(Data entries)
-*-

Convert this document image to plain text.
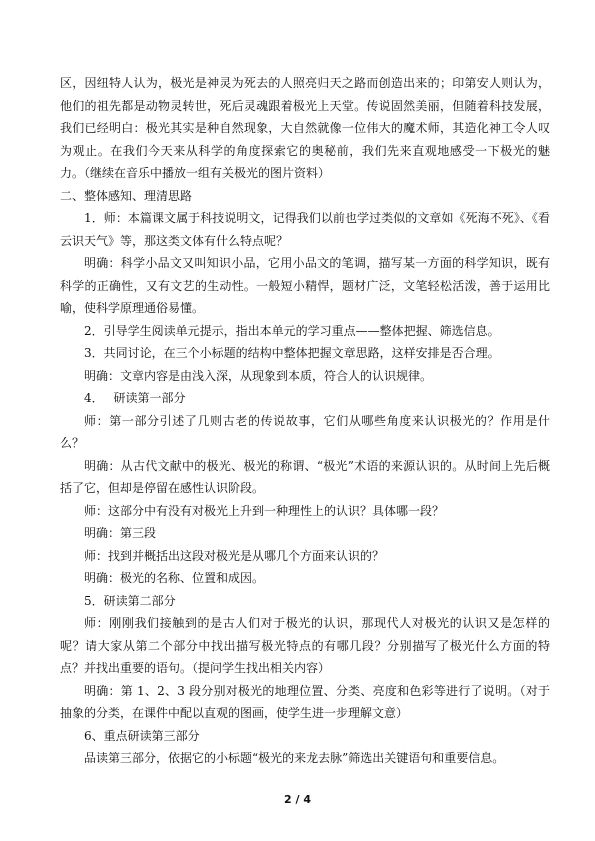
区，因纽特人认为，极光是神灵为死去的人照亮归天之路而创造出来的；印第安人则认为，他们的祖先都是动物灵转世，死后灵魂跟着极光上天堂。传说固然美丽，但随着科技发展，我们已经明白：极光其实是种自然现象，大自然就像一位伟大的魔术师，其造化神工令人叹为观止。在我们今天来从科学的角度探索它的奥秘前，我们先来直观地感受一下极光的魅力。（继续在音乐中播放一组有关极光的图片资料）

二、整体感知、理清思路

1．师：本篇课文属于科技说明文，记得我们以前也学过类似的文章如《死海不死》、《看云识天气》等，那这类文体有什么特点呢？

明确：科学小品文又叫知识小品，它用小品文的笔调，描写某一方面的科学知识，既有科学的正确性，又有文艺的生动性。一般短小精悍，题材广泛，文笔轻松活泼，善于运用比喻，使科学原理通俗易懂。

2．引导学生阅读单元提示，指出本单元的学习重点——整体把握、筛选信息。

3．共同讨论，在三个小标题的结构中整体把握文章思路，这样安排是否合理。

明确：文章内容是由浅入深，从现象到本质，符合人的认识规律。

4．　 研读第一部分

师：第一部分引述了几则古老的传说故事，它们从哪些角度来认识极光的？作用是什么？

明确：从古代文献中的极光、极光的称谓、“极光”术语的来源认识的。从时间上先后概括了它，但却是停留在感性认识阶段。

师：这部分中有没有对极光上升到一种理性上的认识？具体哪一段？

明确：第三段

师：找到并概括出这段对极光是从哪几个方面来认识的？

明确：极光的名称、位置和成因。

5．研读第二部分

师：刚刚我们接触到的是古人们对于极光的认识，那现代人对极光的认识又是怎样的呢？请大家从第二个部分中找出描写极光特点的有哪几段？分别描写了极光什么方面的特点？并找出重要的语句。（提问学生找出相关内容）

明确：第 1、2、3 段分别对极光的地理位置、分类、亮度和色彩等进行了说明。（对于抽象的分类，在课件中配以直观的图画，使学生进一步理解文意）

6、重点研读第三部分

品读第三部分，依据它的小标题“极光的来龙去脉”筛选出关键语句和重要信息。

2 / 4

-*-

● **WHAT IS ASKED**
Your task is to transcribe all of the records precisely, with no images included.

● **CORRECT RESULT**
Convert this document image to plain text.
区，因纽特人认为，极光是神灵为死去的人照亮归天之路而创造出来的；印第安人则认为，他们的祖先都是动物灵转世，死后灵魂跟着极光上天堂。传说固然美丽，但随着科技发展，我们已经明白：极光其实是种自然现象，大自然就像一位伟大的魔术师，其造化神工令人叹为观止。在我们今天来从科学的角度探索它的奥秘前，我们先来直观地感受一下极光的魅力。（继续在音乐中播放一组有关极光的图片资料）

二、整体感知、理清思路

1．师：本篇课文属于科技说明文，记得我们以前也学过类似的文章如《死海不死》、《看云识天气》等，那这类文体有什么特点呢？

明确：科学小品文又叫知识小品，它用小品文的笔调，描写某一方面的科学知识，既有科学的正确性，又有文艺的生动性。一般短小精悍，题材广泛，文笔轻松活泼，善于运用比喻，使科学原理通俗易懂。

2．引导学生阅读单元提示，指出本单元的学习重点——整体把握、筛选信息。

3．共同讨论，在三个小标题的结构中整体把握文章思路，这样安排是否合理。

明确：文章内容是由浅入深，从现象到本质，符合人的认识规律。

4．　 研读第一部分

师：第一部分引述了几则古老的传说故事，它们从哪些角度来认识极光的？作用是什么？

明确：从古代文献中的极光、极光的称谓、“极光”术语的来源认识的。从时间上先后概括了它，但却是停留在感性认识阶段。

师：这部分中有没有对极光上升到一种理性上的认识？具体哪一段？

明确：第三段

师：找到并概括出这段对极光是从哪几个方面来认识的？

明确：极光的名称、位置和成因。

5．研读第二部分

师：刚刚我们接触到的是古人们对于极光的认识，那现代人对极光的认识又是怎样的呢？请大家从第二个部分中找出描写极光特点的有哪几段？分别描写了极光什么方面的特点？并找出重要的语句。（提问学生找出相关内容）

明确：第 1、2、3 段分别对极光的地理位置、分类、亮度和色彩等进行了说明。（对于抽象的分类，在课件中配以直观的图画，使学生进一步理解文意）

6、重点研读第三部分

品读第三部分，依据它的小标题“极光的来龙去脉”筛选出关键语句和重要信息。

2 / 4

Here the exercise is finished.